- Written request
In the listing below, find every line with the string "英ポンド" and pull it out.

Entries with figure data
---*---
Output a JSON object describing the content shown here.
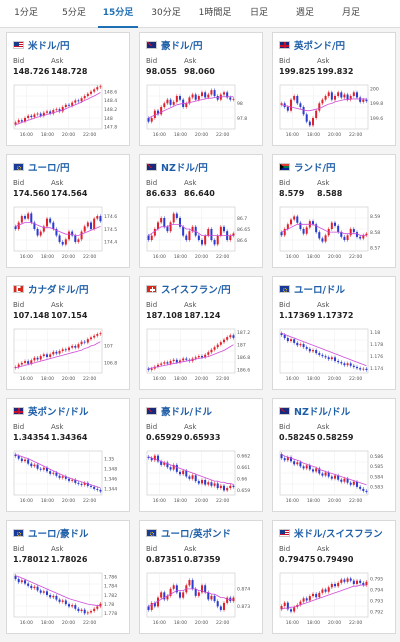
{
  "tabs": [
    "1分足",
    "5分足",
    "15分足",
    "30分足",
    "1時間足",
    "日足",
    "週足",
    "月足"
  ],
  "active_tab": 2,
  "labels": {
    "bid": "Bid",
    "ask": "Ask"
  },
  "time_labels": [
    "16:00",
    "18:00",
    "20:00",
    "22:00"
  ],
  "colors": {
    "up": "#e0202a",
    "down": "#2a3bd0",
    "ma": "#d04cd8",
    "accent": "#1f6fb5"
  },
  "cards": [
    {
      "name": "米ドル/円",
      "bid": "148.726",
      "ask": "148.728",
      "flag": "flag-us",
      "ticks": [
        "148.6",
        "148.4",
        "148.2",
        "148",
        "147.8"
      ],
      "closes": [
        147.9,
        147.95,
        147.92,
        148.0,
        148.05,
        148.02,
        148.08,
        148.1,
        148.05,
        148.12,
        148.15,
        148.1,
        148.18,
        148.2,
        148.15,
        148.25,
        148.3,
        148.28,
        148.35,
        148.4,
        148.38,
        148.45,
        148.5,
        148.55,
        148.6,
        148.65,
        148.7,
        148.72
      ],
      "ma": [
        147.85,
        147.87,
        147.9,
        147.92,
        147.95,
        147.97,
        148.0,
        148.02,
        148.04,
        148.06,
        148.08,
        148.1,
        148.12,
        148.14,
        148.16,
        148.18,
        148.21,
        148.24,
        148.27,
        148.3,
        148.33,
        148.36,
        148.4,
        148.43,
        148.47,
        148.5,
        148.54,
        148.58
      ],
      "ylim": [
        147.75,
        148.75
      ]
    },
    {
      "name": "豪ドル/円",
      "bid": "98.055",
      "ask": "98.060",
      "flag": "flag-au",
      "ticks": [
        "98",
        "97.8"
      ],
      "closes": [
        97.75,
        97.8,
        97.9,
        97.85,
        97.95,
        98.0,
        98.05,
        97.98,
        98.02,
        98.1,
        98.05,
        97.95,
        98.0,
        98.08,
        98.12,
        98.05,
        98.1,
        98.15,
        98.08,
        98.12,
        98.18,
        98.1,
        98.05,
        98.12,
        98.15,
        98.08,
        98.05,
        98.06
      ],
      "ma": [
        97.8,
        97.82,
        97.84,
        97.86,
        97.88,
        97.9,
        97.92,
        97.94,
        97.96,
        97.98,
        97.99,
        98.0,
        98.0,
        98.01,
        98.02,
        98.03,
        98.04,
        98.05,
        98.06,
        98.07,
        98.07,
        98.08,
        98.08,
        98.09,
        98.09,
        98.09,
        98.09,
        98.09
      ],
      "ylim": [
        97.65,
        98.25
      ]
    },
    {
      "name": "英ポンド/円",
      "bid": "199.825",
      "ask": "199.832",
      "flag": "flag-uk",
      "ticks": [
        "200",
        "199.8",
        "199.6"
      ],
      "closes": [
        199.8,
        199.75,
        199.7,
        199.85,
        199.9,
        199.8,
        199.75,
        199.65,
        199.55,
        199.5,
        199.6,
        199.7,
        199.8,
        199.85,
        199.9,
        199.95,
        199.85,
        199.9,
        199.95,
        199.88,
        199.92,
        199.85,
        199.9,
        199.95,
        199.88,
        199.82,
        199.85,
        199.83
      ],
      "ma": [
        199.78,
        199.77,
        199.76,
        199.75,
        199.74,
        199.73,
        199.72,
        199.71,
        199.7,
        199.7,
        199.71,
        199.72,
        199.73,
        199.75,
        199.77,
        199.79,
        199.8,
        199.82,
        199.83,
        199.84,
        199.85,
        199.85,
        199.86,
        199.86,
        199.86,
        199.86,
        199.86,
        199.86
      ],
      "ylim": [
        199.45,
        200.05
      ]
    },
    {
      "name": "ユーロ/円",
      "bid": "174.560",
      "ask": "174.564",
      "flag": "flag-eu",
      "ticks": [
        "174.6",
        "174.5",
        "174.4"
      ],
      "closes": [
        174.5,
        174.55,
        174.6,
        174.58,
        174.62,
        174.55,
        174.5,
        174.45,
        174.48,
        174.52,
        174.58,
        174.55,
        174.5,
        174.45,
        174.4,
        174.38,
        174.42,
        174.48,
        174.45,
        174.4,
        174.42,
        174.48,
        174.52,
        174.55,
        174.5,
        174.58,
        174.6,
        174.56
      ],
      "ma": [
        174.52,
        174.53,
        174.54,
        174.55,
        174.55,
        174.55,
        174.54,
        174.53,
        174.52,
        174.51,
        174.51,
        174.51,
        174.5,
        174.49,
        174.48,
        174.47,
        174.46,
        174.46,
        174.46,
        174.45,
        174.45,
        174.46,
        174.47,
        174.48,
        174.49,
        174.5,
        174.51,
        174.52
      ],
      "ylim": [
        174.33,
        174.67
      ]
    },
    {
      "name": "NZドル/円",
      "bid": "86.633",
      "ask": "86.640",
      "flag": "flag-nz",
      "ticks": [
        "86.7",
        "86.65",
        "86.6"
      ],
      "closes": [
        86.6,
        86.62,
        86.65,
        86.68,
        86.7,
        86.66,
        86.64,
        86.68,
        86.72,
        86.7,
        86.66,
        86.62,
        86.6,
        86.64,
        86.66,
        86.62,
        86.6,
        86.58,
        86.62,
        86.65,
        86.6,
        86.58,
        86.62,
        86.66,
        86.64,
        86.6,
        86.62,
        86.63
      ],
      "ma": [
        86.62,
        86.63,
        86.64,
        86.65,
        86.66,
        86.66,
        86.66,
        86.67,
        86.67,
        86.67,
        86.67,
        86.66,
        86.65,
        86.65,
        86.64,
        86.64,
        86.63,
        86.62,
        86.62,
        86.62,
        86.62,
        86.62,
        86.62,
        86.62,
        86.62,
        86.62,
        86.62,
        86.62
      ],
      "ylim": [
        86.55,
        86.75
      ]
    },
    {
      "name": "ランド/円",
      "bid": "8.579",
      "ask": "8.588",
      "flag": "flag-za",
      "ticks": [
        "8.59",
        "8.58",
        "8.57"
      ],
      "closes": [
        8.578,
        8.582,
        8.585,
        8.588,
        8.59,
        8.586,
        8.582,
        8.579,
        8.583,
        8.587,
        8.585,
        8.58,
        8.576,
        8.574,
        8.578,
        8.582,
        8.586,
        8.584,
        8.58,
        8.577,
        8.575,
        8.578,
        8.582,
        8.58,
        8.577,
        8.576,
        8.578,
        8.579
      ],
      "ma": [
        8.58,
        8.581,
        8.582,
        8.583,
        8.584,
        8.585,
        8.585,
        8.585,
        8.585,
        8.585,
        8.585,
        8.584,
        8.583,
        8.582,
        8.581,
        8.58,
        8.58,
        8.58,
        8.58,
        8.58,
        8.579,
        8.579,
        8.579,
        8.579,
        8.579,
        8.578,
        8.578,
        8.578
      ],
      "ylim": [
        8.568,
        8.596
      ]
    },
    {
      "name": "カナダドル/円",
      "bid": "107.148",
      "ask": "107.154",
      "flag": "flag-ca",
      "ticks": [
        "107",
        "106.8"
      ],
      "closes": [
        106.75,
        106.78,
        106.8,
        106.82,
        106.79,
        106.83,
        106.86,
        106.84,
        106.88,
        106.9,
        106.87,
        106.9,
        106.93,
        106.91,
        106.94,
        106.96,
        106.95,
        106.98,
        107.0,
        106.98,
        107.02,
        107.05,
        107.04,
        107.08,
        107.1,
        107.12,
        107.14,
        107.15
      ],
      "ma": [
        106.74,
        106.75,
        106.76,
        106.77,
        106.78,
        106.79,
        106.8,
        106.81,
        106.82,
        106.83,
        106.84,
        106.85,
        106.86,
        106.87,
        106.88,
        106.89,
        106.9,
        106.91,
        106.92,
        106.93,
        106.94,
        106.95,
        106.97,
        106.98,
        107.0,
        107.01,
        107.03,
        107.05
      ],
      "ylim": [
        106.68,
        107.2
      ]
    },
    {
      "name": "スイスフラン/円",
      "bid": "187.108",
      "ask": "187.124",
      "flag": "flag-ch",
      "ticks": [
        "187.2",
        "187",
        "186.8",
        "186.6"
      ],
      "closes": [
        186.6,
        186.62,
        186.65,
        186.68,
        186.7,
        186.72,
        186.7,
        186.74,
        186.76,
        186.72,
        186.75,
        186.78,
        186.76,
        186.74,
        186.78,
        186.8,
        186.82,
        186.8,
        186.84,
        186.88,
        186.92,
        186.96,
        187.0,
        187.04,
        187.08,
        187.12,
        187.15,
        187.11
      ],
      "ma": [
        186.62,
        186.63,
        186.64,
        186.65,
        186.66,
        186.67,
        186.68,
        186.69,
        186.7,
        186.71,
        186.72,
        186.73,
        186.74,
        186.75,
        186.76,
        186.77,
        186.78,
        186.79,
        186.8,
        186.81,
        186.83,
        186.85,
        186.87,
        186.89,
        186.91,
        186.94,
        186.97,
        187.0
      ],
      "ylim": [
        186.55,
        187.25
      ]
    },
    {
      "name": "ユーロ/ドル",
      "bid": "1.17369",
      "ask": "1.17372",
      "flag": "flag-eu",
      "ticks": [
        "1.18",
        "1.178",
        "1.176",
        "1.174"
      ],
      "closes": [
        1.1795,
        1.179,
        1.1785,
        1.1788,
        1.1782,
        1.1778,
        1.178,
        1.1775,
        1.1772,
        1.1768,
        1.177,
        1.1765,
        1.1762,
        1.176,
        1.1758,
        1.1755,
        1.1758,
        1.1752,
        1.175,
        1.1748,
        1.1745,
        1.1748,
        1.1744,
        1.1742,
        1.174,
        1.1738,
        1.1739,
        1.1737
      ],
      "ma": [
        1.1798,
        1.1796,
        1.1794,
        1.1792,
        1.179,
        1.1788,
        1.1786,
        1.1784,
        1.1782,
        1.178,
        1.1778,
        1.1776,
        1.1774,
        1.1772,
        1.177,
        1.1768,
        1.1766,
        1.1764,
        1.1762,
        1.176,
        1.1758,
        1.1756,
        1.1754,
        1.1752,
        1.175,
        1.1748,
        1.1746,
        1.1744
      ],
      "ylim": [
        1.1732,
        1.1805
      ]
    },
    {
      "name": "英ポンド/ドル",
      "bid": "1.34354",
      "ask": "1.34364",
      "flag": "flag-uk",
      "ticks": [
        "1.35",
        "1.348",
        "1.346",
        "1.344"
      ],
      "closes": [
        1.3505,
        1.35,
        1.3495,
        1.3498,
        1.349,
        1.3485,
        1.3488,
        1.348,
        1.3478,
        1.3482,
        1.3475,
        1.347,
        1.3472,
        1.3466,
        1.3462,
        1.3465,
        1.346,
        1.3456,
        1.3458,
        1.3452,
        1.345,
        1.3448,
        1.3452,
        1.3446,
        1.3444,
        1.344,
        1.3438,
        1.3435
      ],
      "ma": [
        1.3508,
        1.3506,
        1.3504,
        1.3502,
        1.35,
        1.3497,
        1.3494,
        1.3491,
        1.3488,
        1.3485,
        1.3482,
        1.3479,
        1.3476,
        1.3473,
        1.347,
        1.3467,
        1.3464,
        1.3462,
        1.346,
        1.3458,
        1.3456,
        1.3454,
        1.3452,
        1.345,
        1.3448,
        1.3446,
        1.3444,
        1.3442
      ],
      "ylim": [
        1.3428,
        1.3515
      ]
    },
    {
      "name": "豪ドル/ドル",
      "bid": "0.65929",
      "ask": "0.65933",
      "flag": "flag-au",
      "ticks": [
        "0.662",
        "0.661",
        "0.66",
        "0.659"
      ],
      "closes": [
        0.6618,
        0.6616,
        0.662,
        0.6615,
        0.6612,
        0.6614,
        0.661,
        0.6608,
        0.6612,
        0.6606,
        0.6604,
        0.6607,
        0.6602,
        0.66,
        0.6603,
        0.6598,
        0.6596,
        0.6599,
        0.6595,
        0.6597,
        0.6594,
        0.6596,
        0.6592,
        0.6594,
        0.659,
        0.6592,
        0.6594,
        0.6593
      ],
      "ma": [
        0.6619,
        0.6618,
        0.6617,
        0.6616,
        0.6615,
        0.6614,
        0.6613,
        0.6612,
        0.6611,
        0.661,
        0.6609,
        0.6608,
        0.6607,
        0.6606,
        0.6605,
        0.6604,
        0.6603,
        0.6602,
        0.6601,
        0.66,
        0.6599,
        0.6598,
        0.6598,
        0.6597,
        0.6597,
        0.6596,
        0.6596,
        0.6595
      ],
      "ylim": [
        0.6586,
        0.6624
      ]
    },
    {
      "name": "NZドル/ドル",
      "bid": "0.58245",
      "ask": "0.58259",
      "flag": "flag-nz",
      "ticks": [
        "0.586",
        "0.585",
        "0.584",
        "0.583"
      ],
      "closes": [
        0.5858,
        0.5856,
        0.5859,
        0.5855,
        0.5852,
        0.5854,
        0.585,
        0.5848,
        0.5851,
        0.5847,
        0.5845,
        0.5848,
        0.5843,
        0.5841,
        0.5844,
        0.584,
        0.5838,
        0.5841,
        0.5837,
        0.5835,
        0.5838,
        0.5834,
        0.5832,
        0.5835,
        0.583,
        0.5828,
        0.5826,
        0.5825
      ],
      "ma": [
        0.5862,
        0.586,
        0.5859,
        0.5858,
        0.5857,
        0.5856,
        0.5855,
        0.5853,
        0.5852,
        0.5851,
        0.585,
        0.5849,
        0.5847,
        0.5846,
        0.5845,
        0.5844,
        0.5843,
        0.5842,
        0.5841,
        0.584,
        0.5839,
        0.5838,
        0.5837,
        0.5836,
        0.5835,
        0.5834,
        0.5833,
        0.5832
      ],
      "ylim": [
        0.5822,
        0.5865
      ]
    },
    {
      "name": "ユーロ/豪ドル",
      "bid": "1.78012",
      "ask": "1.78026",
      "flag": "flag-eu",
      "ticks": [
        "1.786",
        "1.784",
        "1.782",
        "1.78",
        "1.778"
      ],
      "closes": [
        1.7855,
        1.7848,
        1.7852,
        1.7845,
        1.784,
        1.7835,
        1.7838,
        1.783,
        1.7825,
        1.7828,
        1.782,
        1.7815,
        1.7818,
        1.781,
        1.7805,
        1.7808,
        1.78,
        1.7795,
        1.7798,
        1.779,
        1.7785,
        1.7788,
        1.778,
        1.7782,
        1.7785,
        1.779,
        1.7795,
        1.7801
      ],
      "ma": [
        1.7862,
        1.786,
        1.7857,
        1.7854,
        1.7851,
        1.7848,
        1.7845,
        1.7842,
        1.7839,
        1.7836,
        1.7833,
        1.783,
        1.7827,
        1.7824,
        1.7821,
        1.7818,
        1.7815,
        1.7812,
        1.781,
        1.7808,
        1.7806,
        1.7804,
        1.7802,
        1.78,
        1.7799,
        1.7798,
        1.7797,
        1.7797
      ],
      "ylim": [
        1.7772,
        1.7868
      ]
    },
    {
      "name": "ユーロ/英ポンド",
      "bid": "0.87351",
      "ask": "0.87359",
      "flag": "flag-eu",
      "ticks": [
        "0.874",
        "0.873"
      ],
      "closes": [
        0.8728,
        0.8732,
        0.873,
        0.8735,
        0.8738,
        0.8734,
        0.8736,
        0.874,
        0.8742,
        0.8738,
        0.8735,
        0.8738,
        0.8742,
        0.8745,
        0.874,
        0.8736,
        0.8738,
        0.8742,
        0.8738,
        0.8734,
        0.8736,
        0.8733,
        0.873,
        0.8728,
        0.8732,
        0.8735,
        0.8733,
        0.8735
      ],
      "ma": [
        0.873,
        0.8731,
        0.8732,
        0.8733,
        0.8734,
        0.8735,
        0.8736,
        0.8737,
        0.8738,
        0.8739,
        0.8739,
        0.8739,
        0.874,
        0.874,
        0.874,
        0.874,
        0.8739,
        0.8739,
        0.8738,
        0.8738,
        0.8737,
        0.8737,
        0.8736,
        0.8735,
        0.8735,
        0.8734,
        0.8734,
        0.8734
      ],
      "ylim": [
        0.8724,
        0.8749
      ]
    },
    {
      "name": "米ドル/スイスフラン",
      "bid": "0.79475",
      "ask": "0.79490",
      "flag": "flag-us",
      "ticks": [
        "0.795",
        "0.794",
        "0.793",
        "0.792"
      ],
      "closes": [
        0.7925,
        0.7928,
        0.7922,
        0.792,
        0.7924,
        0.7926,
        0.7929,
        0.7932,
        0.793,
        0.7934,
        0.7936,
        0.7933,
        0.7937,
        0.794,
        0.7938,
        0.7942,
        0.7945,
        0.7943,
        0.7946,
        0.7949,
        0.7947,
        0.795,
        0.7948,
        0.7945,
        0.7948,
        0.7946,
        0.7944,
        0.7947
      ],
      "ma": [
        0.7922,
        0.7923,
        0.7923,
        0.7924,
        0.7924,
        0.7925,
        0.7926,
        0.7927,
        0.7928,
        0.7929,
        0.793,
        0.7931,
        0.7932,
        0.7933,
        0.7934,
        0.7935,
        0.7936,
        0.7937,
        0.7938,
        0.7939,
        0.794,
        0.7941,
        0.7942,
        0.7943,
        0.7943,
        0.7944,
        0.7944,
        0.7944
      ],
      "ylim": [
        0.7915,
        0.7955
      ]
    }
  ]
}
---*---
- Task response
      "name": "英ポンド/円",
      "name": "英ポンド/ドル",
      "name": "ユーロ/英ポンド",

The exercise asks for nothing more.